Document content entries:

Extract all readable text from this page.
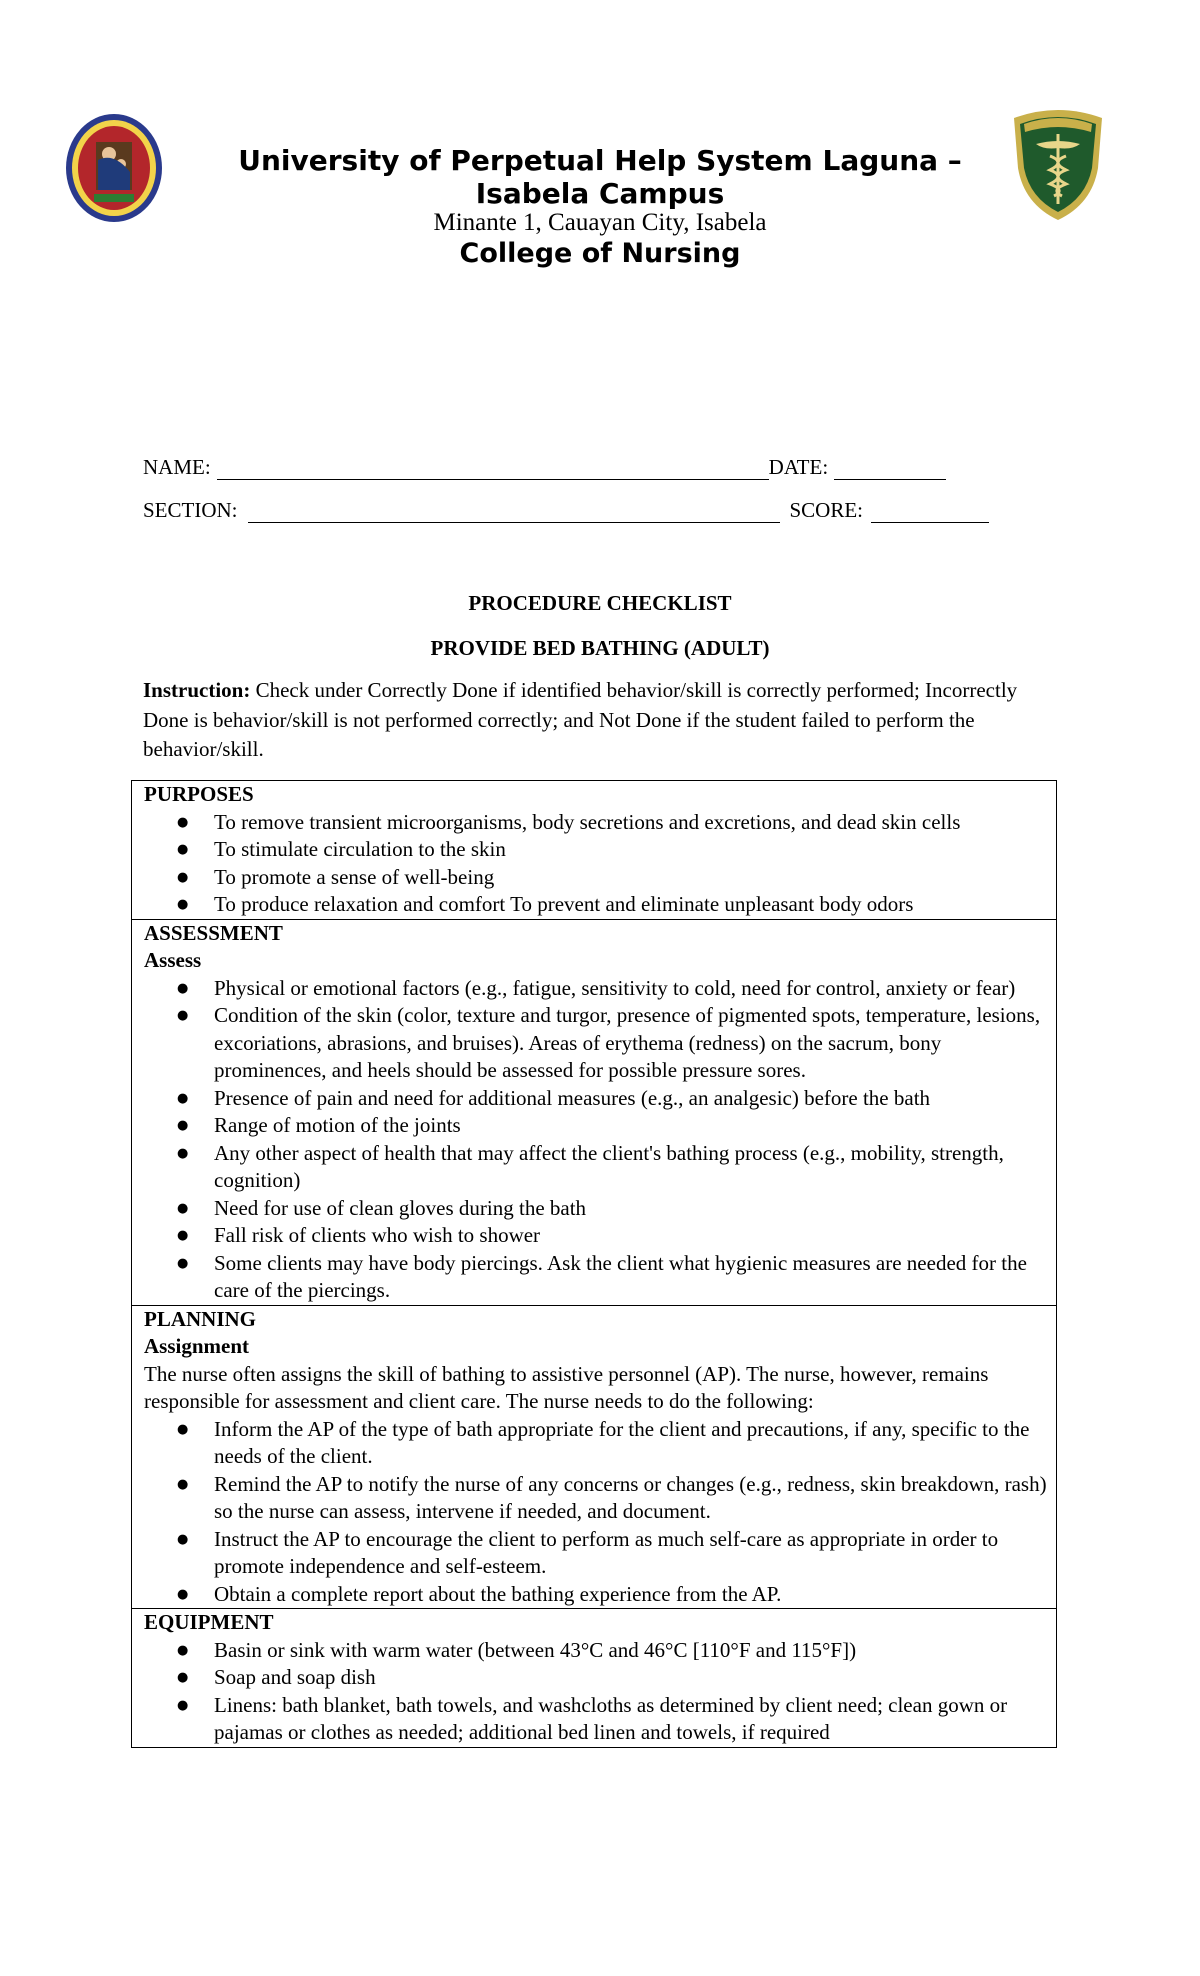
University of Perpetual Help System Laguna –
Isabela Campus
Minante 1, Cauayan City, Isabela
College of Nursing
NAME:	DATE:
SECTION:	SCORE:
PROCEDURE CHECKLIST
PROVIDE BED BATHING (ADULT)
Instruction: Check under Correctly Done if identified behavior/skill is correctly performed; Incorrectly Done is behavior/skill is not performed correctly; and Not Done if the student failed to perform the behavior/skill.
PURPOSES
● To remove transient microorganisms, body secretions and excretions, and dead skin cells
● To stimulate circulation to the skin
● To promote a sense of well-being
● To produce relaxation and comfort To prevent and eliminate unpleasant body odors
ASSESSMENT
Assess
● Physical or emotional factors (e.g., fatigue, sensitivity to cold, need for control, anxiety or fear)
● Condition of the skin (color, texture and turgor, presence of pigmented spots, temperature, lesions, excoriations, abrasions, and bruises). Areas of erythema (redness) on the sacrum, bony prominences, and heels should be assessed for possible pressure sores.
● Presence of pain and need for additional measures (e.g., an analgesic) before the bath
● Range of motion of the joints
● Any other aspect of health that may affect the client's bathing process (e.g., mobility, strength, cognition)
● Need for use of clean gloves during the bath
● Fall risk of clients who wish to shower
● Some clients may have body piercings. Ask the client what hygienic measures are needed for the care of the piercings.
PLANNING
Assignment
The nurse often assigns the skill of bathing to assistive personnel (AP). The nurse, however, remains responsible for assessment and client care. The nurse needs to do the following:
● Inform the AP of the type of bath appropriate for the client and precautions, if any, specific to the needs of the client.
● Remind the AP to notify the nurse of any concerns or changes (e.g., redness, skin breakdown, rash) so the nurse can assess, intervene if needed, and document.
● Instruct the AP to encourage the client to perform as much self-care as appropriate in order to promote independence and self-esteem.
● Obtain a complete report about the bathing experience from the AP.
EQUIPMENT
● Basin or sink with warm water (between 43°C and 46°C [110°F and 115°F])
● Soap and soap dish
● Linens: bath blanket, bath towels, and washcloths as determined by client need; clean gown or pajamas or clothes as needed; additional bed linen and towels, if required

* **PROBLEM DESCRIPTION**
Only the lines with the string "redness" are wanted; pick them out of the records above and copy them.

* **RESULT**
● Condition of the skin (color, texture and turgor, presence of pigmented spots, temperature, lesions, excoriations, abrasions, and bruises). Areas of erythema (redness) on the sacrum, bony prominences, and heels should be assessed for possible pressure sores.
● Remind the AP to notify the nurse of any concerns or changes (e.g., redness, skin breakdown, rash) so the nurse can assess, intervene if needed, and document.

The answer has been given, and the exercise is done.